Problem description - Return every line below in which "have" appears.

Data records -
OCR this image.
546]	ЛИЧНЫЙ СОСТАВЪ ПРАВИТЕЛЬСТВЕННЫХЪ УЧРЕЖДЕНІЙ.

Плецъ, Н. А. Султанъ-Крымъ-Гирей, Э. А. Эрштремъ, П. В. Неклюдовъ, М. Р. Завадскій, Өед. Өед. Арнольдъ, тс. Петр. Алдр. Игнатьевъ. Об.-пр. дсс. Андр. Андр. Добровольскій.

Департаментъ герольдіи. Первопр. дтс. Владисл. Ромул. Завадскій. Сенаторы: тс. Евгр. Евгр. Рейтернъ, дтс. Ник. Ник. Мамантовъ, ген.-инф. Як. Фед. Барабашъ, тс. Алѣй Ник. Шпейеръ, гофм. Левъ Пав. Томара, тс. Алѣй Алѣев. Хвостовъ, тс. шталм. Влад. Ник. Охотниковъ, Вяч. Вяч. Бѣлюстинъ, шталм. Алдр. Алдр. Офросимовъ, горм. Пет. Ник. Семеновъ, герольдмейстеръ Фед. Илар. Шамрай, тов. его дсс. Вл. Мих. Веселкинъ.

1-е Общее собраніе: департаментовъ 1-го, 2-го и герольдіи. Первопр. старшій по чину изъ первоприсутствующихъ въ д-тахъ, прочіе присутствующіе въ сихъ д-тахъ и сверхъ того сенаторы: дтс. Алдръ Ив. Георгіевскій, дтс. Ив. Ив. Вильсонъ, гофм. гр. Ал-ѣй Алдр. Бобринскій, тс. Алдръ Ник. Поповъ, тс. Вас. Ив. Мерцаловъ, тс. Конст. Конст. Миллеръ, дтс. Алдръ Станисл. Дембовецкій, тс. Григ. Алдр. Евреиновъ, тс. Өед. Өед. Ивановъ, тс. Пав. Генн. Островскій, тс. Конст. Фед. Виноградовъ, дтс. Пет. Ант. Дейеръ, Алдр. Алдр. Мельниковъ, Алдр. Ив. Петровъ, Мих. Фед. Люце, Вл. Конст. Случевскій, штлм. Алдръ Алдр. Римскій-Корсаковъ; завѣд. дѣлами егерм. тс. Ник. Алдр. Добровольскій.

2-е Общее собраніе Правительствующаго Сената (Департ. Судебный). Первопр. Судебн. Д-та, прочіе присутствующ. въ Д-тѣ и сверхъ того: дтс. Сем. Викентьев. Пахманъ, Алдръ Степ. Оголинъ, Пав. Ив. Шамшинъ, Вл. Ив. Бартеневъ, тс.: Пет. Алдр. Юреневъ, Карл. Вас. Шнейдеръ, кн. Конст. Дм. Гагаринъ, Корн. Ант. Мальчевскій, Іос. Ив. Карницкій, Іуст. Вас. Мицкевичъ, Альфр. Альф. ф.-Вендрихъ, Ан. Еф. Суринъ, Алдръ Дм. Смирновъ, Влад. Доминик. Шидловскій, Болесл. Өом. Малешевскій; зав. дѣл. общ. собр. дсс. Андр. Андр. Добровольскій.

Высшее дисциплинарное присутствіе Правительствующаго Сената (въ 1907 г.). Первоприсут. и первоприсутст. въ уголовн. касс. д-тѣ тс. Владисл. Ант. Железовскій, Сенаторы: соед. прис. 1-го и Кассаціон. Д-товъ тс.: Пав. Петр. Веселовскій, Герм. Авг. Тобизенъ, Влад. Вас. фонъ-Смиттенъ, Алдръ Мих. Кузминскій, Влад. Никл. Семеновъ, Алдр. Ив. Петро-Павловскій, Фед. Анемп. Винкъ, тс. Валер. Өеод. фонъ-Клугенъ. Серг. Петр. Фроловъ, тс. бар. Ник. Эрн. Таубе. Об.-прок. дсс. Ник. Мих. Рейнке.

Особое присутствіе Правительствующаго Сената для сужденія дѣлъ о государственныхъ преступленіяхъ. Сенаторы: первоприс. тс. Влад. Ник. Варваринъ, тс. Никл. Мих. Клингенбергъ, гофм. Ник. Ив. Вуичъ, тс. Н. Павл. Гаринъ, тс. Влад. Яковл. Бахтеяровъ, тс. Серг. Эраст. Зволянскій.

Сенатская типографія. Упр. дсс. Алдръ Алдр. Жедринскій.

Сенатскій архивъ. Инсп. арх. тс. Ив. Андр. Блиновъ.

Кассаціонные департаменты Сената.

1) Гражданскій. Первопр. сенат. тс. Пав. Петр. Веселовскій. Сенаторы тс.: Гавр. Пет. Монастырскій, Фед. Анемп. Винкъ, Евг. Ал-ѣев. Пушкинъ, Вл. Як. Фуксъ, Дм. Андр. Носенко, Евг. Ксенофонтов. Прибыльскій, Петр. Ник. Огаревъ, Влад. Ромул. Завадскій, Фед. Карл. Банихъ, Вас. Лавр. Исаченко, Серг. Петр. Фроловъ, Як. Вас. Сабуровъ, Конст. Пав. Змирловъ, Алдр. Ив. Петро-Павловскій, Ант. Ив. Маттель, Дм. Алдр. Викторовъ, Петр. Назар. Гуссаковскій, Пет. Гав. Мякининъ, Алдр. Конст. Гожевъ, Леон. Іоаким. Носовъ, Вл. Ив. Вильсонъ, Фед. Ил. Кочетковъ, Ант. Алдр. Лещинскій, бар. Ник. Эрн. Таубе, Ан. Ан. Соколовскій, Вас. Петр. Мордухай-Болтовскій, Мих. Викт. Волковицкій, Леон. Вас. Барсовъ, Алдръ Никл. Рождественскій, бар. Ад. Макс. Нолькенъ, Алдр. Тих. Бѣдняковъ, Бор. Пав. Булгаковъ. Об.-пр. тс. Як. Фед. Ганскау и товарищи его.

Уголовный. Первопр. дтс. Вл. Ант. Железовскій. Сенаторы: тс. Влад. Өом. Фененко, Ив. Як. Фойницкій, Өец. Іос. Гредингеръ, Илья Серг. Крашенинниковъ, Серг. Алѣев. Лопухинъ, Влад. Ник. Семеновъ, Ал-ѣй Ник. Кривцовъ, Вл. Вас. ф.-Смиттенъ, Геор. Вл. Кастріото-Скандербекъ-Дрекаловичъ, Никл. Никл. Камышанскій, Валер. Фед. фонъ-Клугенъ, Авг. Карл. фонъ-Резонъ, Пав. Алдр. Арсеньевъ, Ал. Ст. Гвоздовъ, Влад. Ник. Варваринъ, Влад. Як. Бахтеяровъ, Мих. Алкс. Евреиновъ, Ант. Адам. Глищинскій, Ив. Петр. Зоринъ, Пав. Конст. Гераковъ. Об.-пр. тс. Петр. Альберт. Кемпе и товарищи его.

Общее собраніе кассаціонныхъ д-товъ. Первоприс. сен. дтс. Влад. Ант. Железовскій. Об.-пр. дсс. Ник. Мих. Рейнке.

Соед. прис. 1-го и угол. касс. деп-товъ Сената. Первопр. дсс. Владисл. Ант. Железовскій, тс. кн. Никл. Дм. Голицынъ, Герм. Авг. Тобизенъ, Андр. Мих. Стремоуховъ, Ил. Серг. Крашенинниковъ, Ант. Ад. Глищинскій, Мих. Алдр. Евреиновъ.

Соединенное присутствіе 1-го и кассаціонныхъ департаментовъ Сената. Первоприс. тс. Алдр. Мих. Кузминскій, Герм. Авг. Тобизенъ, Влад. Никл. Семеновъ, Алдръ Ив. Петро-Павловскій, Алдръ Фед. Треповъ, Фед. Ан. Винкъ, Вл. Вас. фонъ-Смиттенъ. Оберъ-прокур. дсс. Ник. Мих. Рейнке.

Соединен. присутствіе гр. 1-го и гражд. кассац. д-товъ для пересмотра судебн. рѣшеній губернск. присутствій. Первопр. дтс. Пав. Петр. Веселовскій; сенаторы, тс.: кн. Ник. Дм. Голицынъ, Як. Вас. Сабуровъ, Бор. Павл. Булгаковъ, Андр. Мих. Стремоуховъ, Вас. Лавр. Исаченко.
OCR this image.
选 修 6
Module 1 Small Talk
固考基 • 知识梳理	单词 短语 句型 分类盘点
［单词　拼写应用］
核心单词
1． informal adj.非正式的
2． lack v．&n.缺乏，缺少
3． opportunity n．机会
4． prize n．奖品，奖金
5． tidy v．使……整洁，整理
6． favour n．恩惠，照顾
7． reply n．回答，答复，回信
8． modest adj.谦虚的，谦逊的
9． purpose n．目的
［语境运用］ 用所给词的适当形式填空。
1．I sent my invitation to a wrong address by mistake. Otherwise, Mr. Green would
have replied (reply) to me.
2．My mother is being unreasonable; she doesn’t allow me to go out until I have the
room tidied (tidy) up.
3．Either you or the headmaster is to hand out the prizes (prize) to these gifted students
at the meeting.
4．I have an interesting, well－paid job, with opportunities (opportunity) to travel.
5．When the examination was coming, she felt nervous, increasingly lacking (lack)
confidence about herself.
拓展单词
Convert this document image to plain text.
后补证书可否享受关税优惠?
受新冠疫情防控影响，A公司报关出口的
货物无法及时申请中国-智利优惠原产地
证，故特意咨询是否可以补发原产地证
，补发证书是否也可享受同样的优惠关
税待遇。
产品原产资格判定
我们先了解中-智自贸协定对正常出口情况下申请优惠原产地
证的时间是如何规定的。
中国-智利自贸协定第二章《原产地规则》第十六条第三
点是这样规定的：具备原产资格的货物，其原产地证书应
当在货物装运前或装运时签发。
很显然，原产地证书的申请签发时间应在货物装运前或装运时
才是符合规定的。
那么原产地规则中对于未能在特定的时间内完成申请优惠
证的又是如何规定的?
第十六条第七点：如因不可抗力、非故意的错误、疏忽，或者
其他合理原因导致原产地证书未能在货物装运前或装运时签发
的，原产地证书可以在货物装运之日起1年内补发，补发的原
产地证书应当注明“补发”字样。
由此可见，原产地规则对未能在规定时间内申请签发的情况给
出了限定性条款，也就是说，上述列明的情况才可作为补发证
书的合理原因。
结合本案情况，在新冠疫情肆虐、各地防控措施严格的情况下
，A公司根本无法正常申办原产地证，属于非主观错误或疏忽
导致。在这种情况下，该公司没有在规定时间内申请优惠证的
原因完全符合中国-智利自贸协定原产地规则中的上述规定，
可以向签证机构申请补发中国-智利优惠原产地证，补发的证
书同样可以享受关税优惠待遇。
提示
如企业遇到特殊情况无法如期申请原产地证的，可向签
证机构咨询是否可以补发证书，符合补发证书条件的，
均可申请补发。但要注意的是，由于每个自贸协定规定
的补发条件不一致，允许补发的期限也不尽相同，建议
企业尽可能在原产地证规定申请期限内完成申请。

Complete output -
have replied (reply) to me.
2．My mother is being unreasonable; she doesn’t allow me to go out until I have the
4．I have an interesting, well－paid job, with opportunities (opportunity) to travel.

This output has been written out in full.